WO2007138025A1 - Electro-optical device for counting persons, or other, based on processing three-dimensional images, and relative method - Google Patents

Abstract

Electro-optical device (10) for counting persons or other, comprising at least a unit for the acquisition (11) of three-dimensional images by means of the indirect measurement of the time of flight of light impulses emitted towards the persons, or other, to be counted, at least a unit for the emission (12) of the light impulses, and at least a processing unit (13) able to process the three-dimensional images detected by the acquisition unit (11), to count the persons present in the field of vision of the acquisition unit (11) and to determine the directions of the streams of movement of the persons.

Description

"ELECTRO-OPTICAL DEVICE FOR COUNTING PERSONS, OR OTHER, BASED ON PROCESSING THREE-DIMENSIONAL IMAGES, AND

RELATIVE METHOD"

* * * * * FIELD OF THE INVENTION

The present invention concerns an integrated electro-optical device for counting persons, objects or bodies in movement, crossing a passage or standing in a delimited zone.

The counting device according to the invention is suitable to reconstruct the three-dimensional profile of an area subject to visual control by means of artificial vision techniques. The persons, or other moving bodies, for example animals or objects, are counted by separating them from the background, by discriminating the three-dimensional form of the bodies from the profiles generated by objects or structures, and by reconstructing the trajectory of the movement of the bodies inside the detection zone. The invention is applied preferably in the field of public transport (buses, trains, subways) or in the control of areas or buildings that are open to the public where it is necessary to count the number of persons present and/or who transit through a passage. The invention also concerns the counting method performed by said device. BACKGROUND OF THE INVENTION

Devices are known for counting persons transiting through passages, which are normally achieved by means of photocells, pyroelectric sensors, ultrasounds or combinations thereof. However, these devices have a considerable disadvantage: given the point-by point nature of the detection, they do not allow to determine the shape of the object detected and hence to discriminate one object from another. Consequently, the performance and reliability of these systems are compromised in crowded situations, in which two or more persons in close contact enter and/or exit through a passage, or by the presence of bulky objects such as suitcases, rucksacks, trolleys, umbrellas, etc. Moreover, systems consisting of multiple point-by-point sensors have considerable problems of calibration and pointing, which determine high installation and maintenance costs.

Surveillance systems are also known, based on one or more TV cameras. Systems based only on the detection of movement are affected by errors caused by moving shadows or reflections, or by sudden changes in the light conditions. Moreover, such systems are not able to detect the presence of static objects. Recognition systems based only on two-dimensional analysis of the images are not yet able to discriminate a given object from the background in typical real situations. This is because the variation in the possible two-dimensional forms resulting from different perspectives or positions of the object, in particular when there are several moving objects, makes it extremely complex to analyze the scene. US-A-6.323.942 discloses a vision system comprising a detection device which, by measuring the time of flight of a determinate signal emitted towards the objects to be identified, detects the position of said object with respect to the point of emission of the signal.

This type of device is able to acquire some information concerning the characteristics of the object visualized, but it is not able to follow its movement and direction, that is, the trajectory of travel, in the zone of interest.

Purpose of the present invention is to achieve an electro-optical device for counting persons, or other moving forms, which overcomes the limits and problems of devices currently available. In particular, purpose of the invention is to achieve a counting device able to offer good reliability and accuracy, which allows to follow the movement and direction of determinate objects in a specific zone of interest, which has limited sizes, which is easy to install and configure, and which can be connected to external control systems by means of digital protocols. The Applicant has devised, tested and embodied the present invention to obtain these and other purposes and advantages.

• [Dataset content]:

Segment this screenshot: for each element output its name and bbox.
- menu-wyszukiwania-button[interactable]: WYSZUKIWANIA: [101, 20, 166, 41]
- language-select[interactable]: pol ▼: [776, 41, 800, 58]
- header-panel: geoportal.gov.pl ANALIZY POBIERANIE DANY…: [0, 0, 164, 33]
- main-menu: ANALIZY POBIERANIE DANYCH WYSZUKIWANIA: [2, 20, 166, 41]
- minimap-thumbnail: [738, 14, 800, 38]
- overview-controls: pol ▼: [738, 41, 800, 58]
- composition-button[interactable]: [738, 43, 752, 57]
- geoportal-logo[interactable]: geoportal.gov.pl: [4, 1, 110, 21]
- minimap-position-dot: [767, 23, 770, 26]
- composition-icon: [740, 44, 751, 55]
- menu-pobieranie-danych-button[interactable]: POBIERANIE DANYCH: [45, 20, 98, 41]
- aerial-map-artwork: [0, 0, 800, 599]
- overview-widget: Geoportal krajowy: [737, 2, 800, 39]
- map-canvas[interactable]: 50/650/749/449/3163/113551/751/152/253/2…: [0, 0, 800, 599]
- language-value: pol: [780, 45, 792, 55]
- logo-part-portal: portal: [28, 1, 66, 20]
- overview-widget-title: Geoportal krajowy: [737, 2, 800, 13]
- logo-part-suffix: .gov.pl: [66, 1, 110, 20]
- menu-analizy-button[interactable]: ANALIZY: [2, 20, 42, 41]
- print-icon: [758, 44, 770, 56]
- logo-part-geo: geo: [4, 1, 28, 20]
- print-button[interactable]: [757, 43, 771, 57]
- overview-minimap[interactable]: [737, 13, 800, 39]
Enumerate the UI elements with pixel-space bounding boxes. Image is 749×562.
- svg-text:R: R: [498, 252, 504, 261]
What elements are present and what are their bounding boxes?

---

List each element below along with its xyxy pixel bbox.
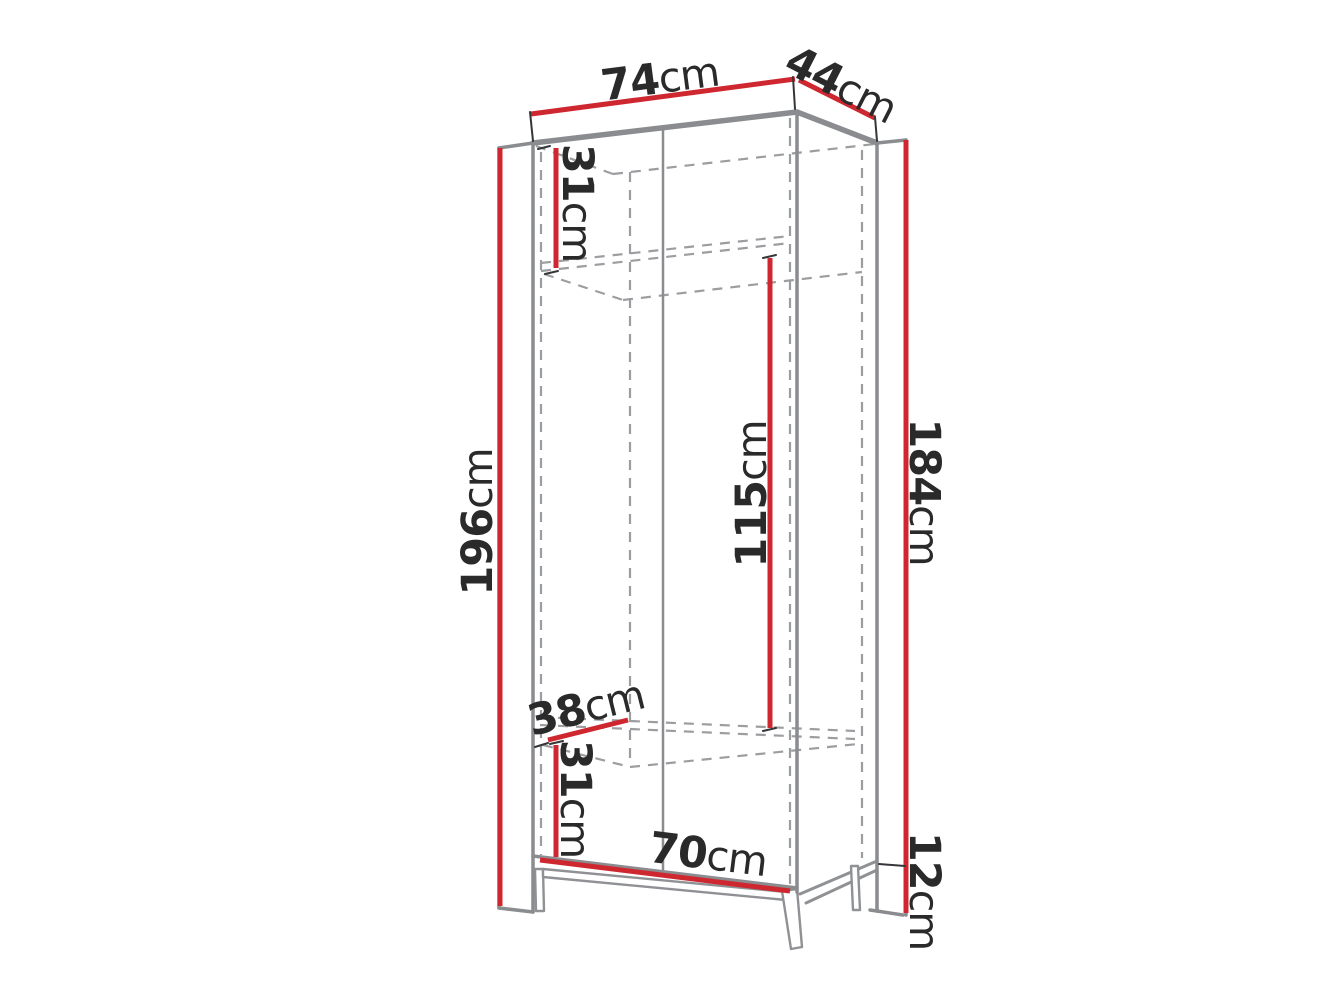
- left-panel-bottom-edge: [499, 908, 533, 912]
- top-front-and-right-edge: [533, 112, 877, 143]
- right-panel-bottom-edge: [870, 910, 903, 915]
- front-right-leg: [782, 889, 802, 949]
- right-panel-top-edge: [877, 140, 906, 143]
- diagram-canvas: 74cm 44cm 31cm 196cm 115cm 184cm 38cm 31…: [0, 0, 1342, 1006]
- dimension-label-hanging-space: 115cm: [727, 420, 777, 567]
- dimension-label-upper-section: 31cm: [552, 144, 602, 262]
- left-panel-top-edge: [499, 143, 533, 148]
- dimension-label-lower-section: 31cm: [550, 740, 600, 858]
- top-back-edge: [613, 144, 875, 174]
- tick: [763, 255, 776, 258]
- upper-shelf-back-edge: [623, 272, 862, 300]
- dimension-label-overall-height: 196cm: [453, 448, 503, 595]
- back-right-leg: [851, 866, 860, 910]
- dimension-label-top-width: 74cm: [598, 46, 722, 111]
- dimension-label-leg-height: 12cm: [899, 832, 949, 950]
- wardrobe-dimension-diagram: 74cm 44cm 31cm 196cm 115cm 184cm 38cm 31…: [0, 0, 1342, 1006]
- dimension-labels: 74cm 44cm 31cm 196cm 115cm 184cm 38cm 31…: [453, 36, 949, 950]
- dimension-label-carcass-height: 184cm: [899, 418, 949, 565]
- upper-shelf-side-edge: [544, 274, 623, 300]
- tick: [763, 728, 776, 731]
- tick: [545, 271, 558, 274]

• [To do]: Continue the patent text on the electro-optical device for counting persons, starting after its final sentence. The lines are not relevant here.

• [Output of the task]:
SUMMARY OF THE INVENTION

The present invention is set forth and characterized in the respective main claims, while the dependent claims describe other innovative characteristics of the invention.

In accordance with these purposes, the electro-optical device according to the present invention comprises at least the following components: a unit to acquire three-dimensional images by means of indirect measurement of time of flight; a lighting unit with monochromatic light impulses, emitted for example by LED or laser; a processing unit dedicated to processing the temporal flow of the three- dimensional images; and a unit suitable to enable communication between the device and the outside. These main components are suitably inter-connected and each has specific characteristics and functions.

According to a first characteristic of the invention, the image acquisition unit comprises at least an optical sensor, consisting of a matrix of photo-sensitive elements, able to convert the luminous radiation of the image detected into an electric signal and able to estimate the distance of the objects illuminated by light impulses by means of the indirect measurement of the time of flight of the light reflected by said objects. The image acquisition unit also comprises an illuminator device which allows to emit, inside a suitable solid angle, light impulses synchronized with the optical sensor, and an optical system able to project onto the optical sensor the image of the same zone of space illuminated by the illuminator device.

According to another characteristic of the invention, the processing unit is configured to perform the following operations: discrimination of persons present in the field of vision of the sensors, counting thereof, and possible verification of their trajectory f passage through pre-determined thresholds.

In another form of embodiment of the present invention, the device comprises a neural network, implemented in software or hardware mode, able to classify the three-dimensional profiles obtained by processing the images. The use of the neural network allows to learn, for example, the three-dimensional profiles corresponding to persons filmed from a determinate perspective and to discriminate these profiles from those of objects or other bodies. The capacity of recognizing and classifying three-dimensional forms, thanks to the use of the neural network, allows to reduce counting errors due to the simultaneous presence of extraneous persons and objects in the control zone.

In a first form of embodiment, the device according to the invention is implemented by means of the combination of discreet components, that is, the sensors, the processing unit and the external connection unit are independent parts mounted on cards and made to communicate with each other by means of suitable electric connections.

In an alternative form of embodiment, the different units which make up the system are integrated on a single silicon chip, that is, a System on Chip, using VLSI technology. This technology of extreme integration allows to considerably reduce sizes, costs and consumption.

Even if the present invention has been described until now as an independent unit, it is clear that various devices according to the invention can be inter- connected through a line of digital communication so as to produce a network of sensors that covers several passages. In this way, the present invention can be used to control the stream of persons through areas or buildings with different access passages.

Similarly, according to another evolution, the device according to the invention can be coupled with biometric security control devices such as devices that recognize the face, voice, fingerprints and/or the iris.

Even though the present invention was devised specifically for counting persons, it comes within the field of the invention to provide the presence of a trainable recognition system which allows to configure the device for counting different classes of objects.

Even though the present invention was devised specifically for counting persons, it comes within the field of the invention to provide the possibility to configure the system to detect the presence of extraneous objects in the access zone and/or to signal movements or behavior not in conformity with the security norms of the persons present there.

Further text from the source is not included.